§ **Record list**:
>> start
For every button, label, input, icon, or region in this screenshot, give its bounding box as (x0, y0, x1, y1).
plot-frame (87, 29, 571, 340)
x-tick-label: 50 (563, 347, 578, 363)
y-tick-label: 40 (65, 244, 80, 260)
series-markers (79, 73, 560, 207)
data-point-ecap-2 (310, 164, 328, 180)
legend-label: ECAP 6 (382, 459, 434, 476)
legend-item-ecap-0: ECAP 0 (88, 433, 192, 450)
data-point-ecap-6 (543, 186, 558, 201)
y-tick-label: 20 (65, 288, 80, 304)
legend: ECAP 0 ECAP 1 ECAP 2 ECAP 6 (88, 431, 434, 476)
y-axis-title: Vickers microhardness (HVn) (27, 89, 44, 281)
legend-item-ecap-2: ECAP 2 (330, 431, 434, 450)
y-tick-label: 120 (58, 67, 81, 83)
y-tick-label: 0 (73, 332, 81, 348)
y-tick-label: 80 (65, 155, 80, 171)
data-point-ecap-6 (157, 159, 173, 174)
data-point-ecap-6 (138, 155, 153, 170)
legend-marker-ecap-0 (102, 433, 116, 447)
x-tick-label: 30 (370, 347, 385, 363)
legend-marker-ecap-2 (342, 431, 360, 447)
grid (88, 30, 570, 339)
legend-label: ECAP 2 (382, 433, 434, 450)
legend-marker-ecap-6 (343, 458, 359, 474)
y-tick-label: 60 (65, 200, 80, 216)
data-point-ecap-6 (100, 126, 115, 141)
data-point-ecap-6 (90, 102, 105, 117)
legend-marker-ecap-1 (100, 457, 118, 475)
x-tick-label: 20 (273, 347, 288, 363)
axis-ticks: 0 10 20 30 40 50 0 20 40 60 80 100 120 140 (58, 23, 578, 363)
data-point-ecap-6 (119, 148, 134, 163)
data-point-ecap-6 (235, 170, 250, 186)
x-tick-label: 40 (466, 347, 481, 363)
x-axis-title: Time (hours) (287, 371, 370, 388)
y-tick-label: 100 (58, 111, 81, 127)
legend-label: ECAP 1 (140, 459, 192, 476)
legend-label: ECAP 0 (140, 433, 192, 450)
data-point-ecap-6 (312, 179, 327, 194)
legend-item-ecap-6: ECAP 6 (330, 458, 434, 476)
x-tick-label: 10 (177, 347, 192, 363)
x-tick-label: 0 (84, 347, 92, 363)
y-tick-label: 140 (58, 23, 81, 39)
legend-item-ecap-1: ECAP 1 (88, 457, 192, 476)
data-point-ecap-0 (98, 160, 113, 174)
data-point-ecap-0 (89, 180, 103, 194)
>> end
§ **Short task**: Quote every row above word for word, in the same order.

§ **Complete response**:
For every button, label, input, icon, or region in this screenshot, give its bounding box as (x0, y0, x1, y1).
plot-frame (87, 29, 571, 340)
x-tick-label: 50 (563, 347, 578, 363)
y-tick-label: 40 (65, 244, 80, 260)
series-markers (79, 73, 560, 207)
data-point-ecap-2 (310, 164, 328, 180)
legend-label: ECAP 6 (382, 459, 434, 476)
legend-item-ecap-0: ECAP 0 (88, 433, 192, 450)
data-point-ecap-6 (543, 186, 558, 201)
y-tick-label: 20 (65, 288, 80, 304)
legend: ECAP 0 ECAP 1 ECAP 2 ECAP 6 (88, 431, 434, 476)
y-axis-title: Vickers microhardness (HVn) (27, 89, 44, 281)
legend-item-ecap-2: ECAP 2 (330, 431, 434, 450)
y-tick-label: 120 (58, 67, 81, 83)
y-tick-label: 0 (73, 332, 81, 348)
y-tick-label: 80 (65, 155, 80, 171)
data-point-ecap-6 (157, 159, 173, 174)
data-point-ecap-6 (138, 155, 153, 170)
legend-marker-ecap-0 (102, 433, 116, 447)
x-tick-label: 30 (370, 347, 385, 363)
legend-marker-ecap-2 (342, 431, 360, 447)
grid (88, 30, 570, 339)
legend-label: ECAP 2 (382, 433, 434, 450)
legend-marker-ecap-6 (343, 458, 359, 474)
y-tick-label: 60 (65, 200, 80, 216)
data-point-ecap-6 (100, 126, 115, 141)
data-point-ecap-6 (90, 102, 105, 117)
legend-marker-ecap-1 (100, 457, 118, 475)
x-tick-label: 20 (273, 347, 288, 363)
axis-ticks: 0 10 20 30 40 50 0 20 40 60 80 100 120 140 (58, 23, 578, 363)
data-point-ecap-6 (119, 148, 134, 163)
data-point-ecap-6 (235, 170, 250, 186)
x-tick-label: 40 (466, 347, 481, 363)
x-axis-title: Time (hours) (287, 371, 370, 388)
y-tick-label: 100 (58, 111, 81, 127)
legend-label: ECAP 1 (140, 459, 192, 476)
legend-label: ECAP 0 (140, 433, 192, 450)
data-point-ecap-6 (312, 179, 327, 194)
legend-item-ecap-6: ECAP 6 (330, 458, 434, 476)
x-tick-label: 10 (177, 347, 192, 363)
x-tick-label: 0 (84, 347, 92, 363)
y-tick-label: 140 (58, 23, 81, 39)
legend-item-ecap-1: ECAP 1 (88, 457, 192, 476)
data-point-ecap-0 (98, 160, 113, 174)
data-point-ecap-0 (89, 180, 103, 194)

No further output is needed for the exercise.